CHALLENGE: Lift every line from the entries that includes the word "structured".

"""

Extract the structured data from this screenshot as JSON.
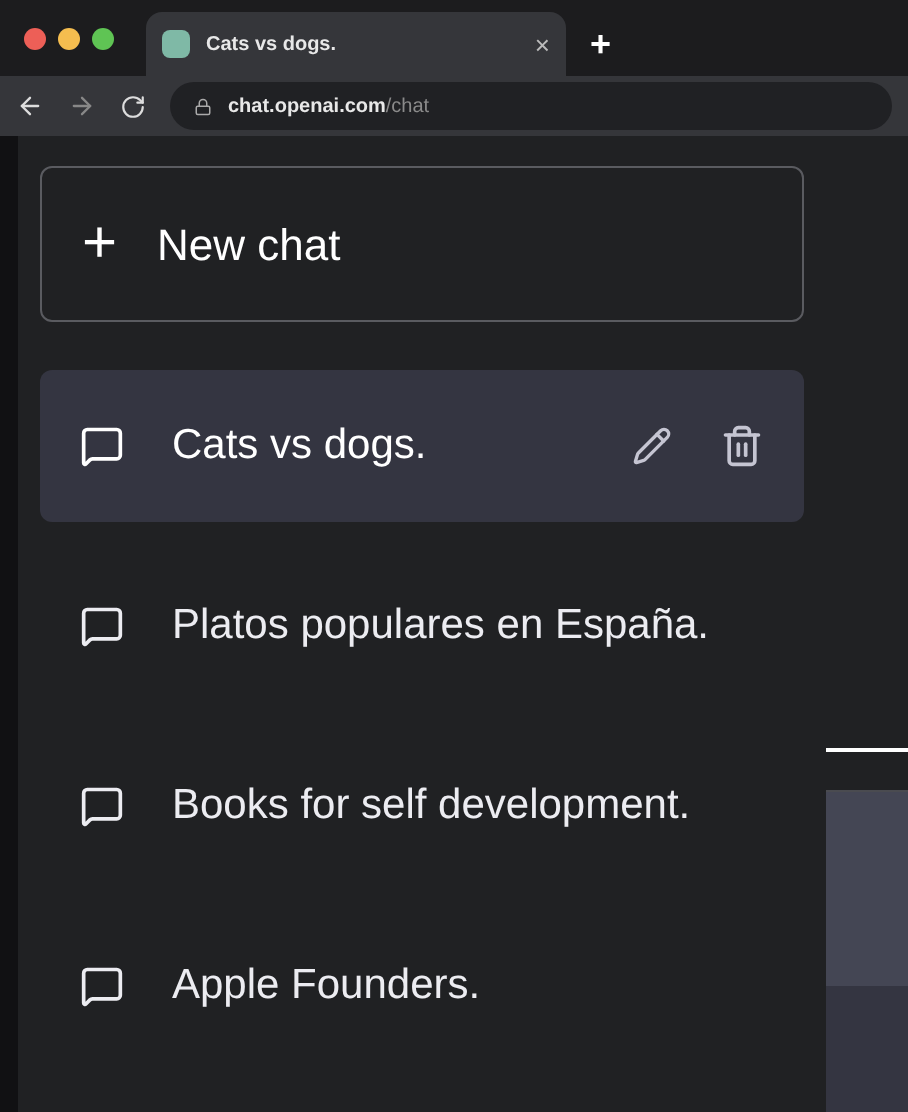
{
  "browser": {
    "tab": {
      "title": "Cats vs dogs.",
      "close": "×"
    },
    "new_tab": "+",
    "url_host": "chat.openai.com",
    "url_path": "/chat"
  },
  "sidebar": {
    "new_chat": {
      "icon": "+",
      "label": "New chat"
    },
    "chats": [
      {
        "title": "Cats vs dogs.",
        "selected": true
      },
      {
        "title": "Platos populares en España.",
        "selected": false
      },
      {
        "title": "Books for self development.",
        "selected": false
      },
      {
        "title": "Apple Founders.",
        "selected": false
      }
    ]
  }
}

"""
"""

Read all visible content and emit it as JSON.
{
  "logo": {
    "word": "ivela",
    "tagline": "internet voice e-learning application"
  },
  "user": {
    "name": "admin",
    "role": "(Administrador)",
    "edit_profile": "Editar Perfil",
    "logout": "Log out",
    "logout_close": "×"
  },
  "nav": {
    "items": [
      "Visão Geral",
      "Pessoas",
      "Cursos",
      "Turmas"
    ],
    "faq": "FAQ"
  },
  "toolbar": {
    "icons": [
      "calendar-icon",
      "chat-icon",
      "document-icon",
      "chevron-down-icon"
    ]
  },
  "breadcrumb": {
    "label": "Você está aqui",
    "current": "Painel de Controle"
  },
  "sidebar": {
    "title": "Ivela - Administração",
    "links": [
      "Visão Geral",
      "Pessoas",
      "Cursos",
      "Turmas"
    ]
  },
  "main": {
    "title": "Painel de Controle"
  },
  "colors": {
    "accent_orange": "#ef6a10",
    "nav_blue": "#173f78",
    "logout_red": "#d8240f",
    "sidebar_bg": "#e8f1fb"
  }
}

"""
"""

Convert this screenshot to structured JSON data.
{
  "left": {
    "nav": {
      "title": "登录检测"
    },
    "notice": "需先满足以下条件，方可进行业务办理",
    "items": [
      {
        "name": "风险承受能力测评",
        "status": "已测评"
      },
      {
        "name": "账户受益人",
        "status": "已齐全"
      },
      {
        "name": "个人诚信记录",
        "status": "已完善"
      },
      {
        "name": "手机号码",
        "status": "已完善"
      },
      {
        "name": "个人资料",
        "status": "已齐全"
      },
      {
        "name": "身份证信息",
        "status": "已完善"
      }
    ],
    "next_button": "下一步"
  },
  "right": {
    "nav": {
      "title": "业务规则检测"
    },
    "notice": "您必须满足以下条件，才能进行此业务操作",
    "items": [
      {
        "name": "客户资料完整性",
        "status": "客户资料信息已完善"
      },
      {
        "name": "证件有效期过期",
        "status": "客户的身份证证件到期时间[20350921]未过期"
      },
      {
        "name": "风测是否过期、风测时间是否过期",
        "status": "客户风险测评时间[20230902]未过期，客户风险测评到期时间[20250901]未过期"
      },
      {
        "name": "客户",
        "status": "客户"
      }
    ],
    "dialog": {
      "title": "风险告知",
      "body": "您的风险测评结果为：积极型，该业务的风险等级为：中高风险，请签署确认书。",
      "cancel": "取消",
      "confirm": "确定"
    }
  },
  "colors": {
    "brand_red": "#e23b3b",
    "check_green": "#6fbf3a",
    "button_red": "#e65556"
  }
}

"""

EXERCISE ANSWER:
Extract the structured data from this screenshot as JSON.
Convert this screenshot to structured JSON data.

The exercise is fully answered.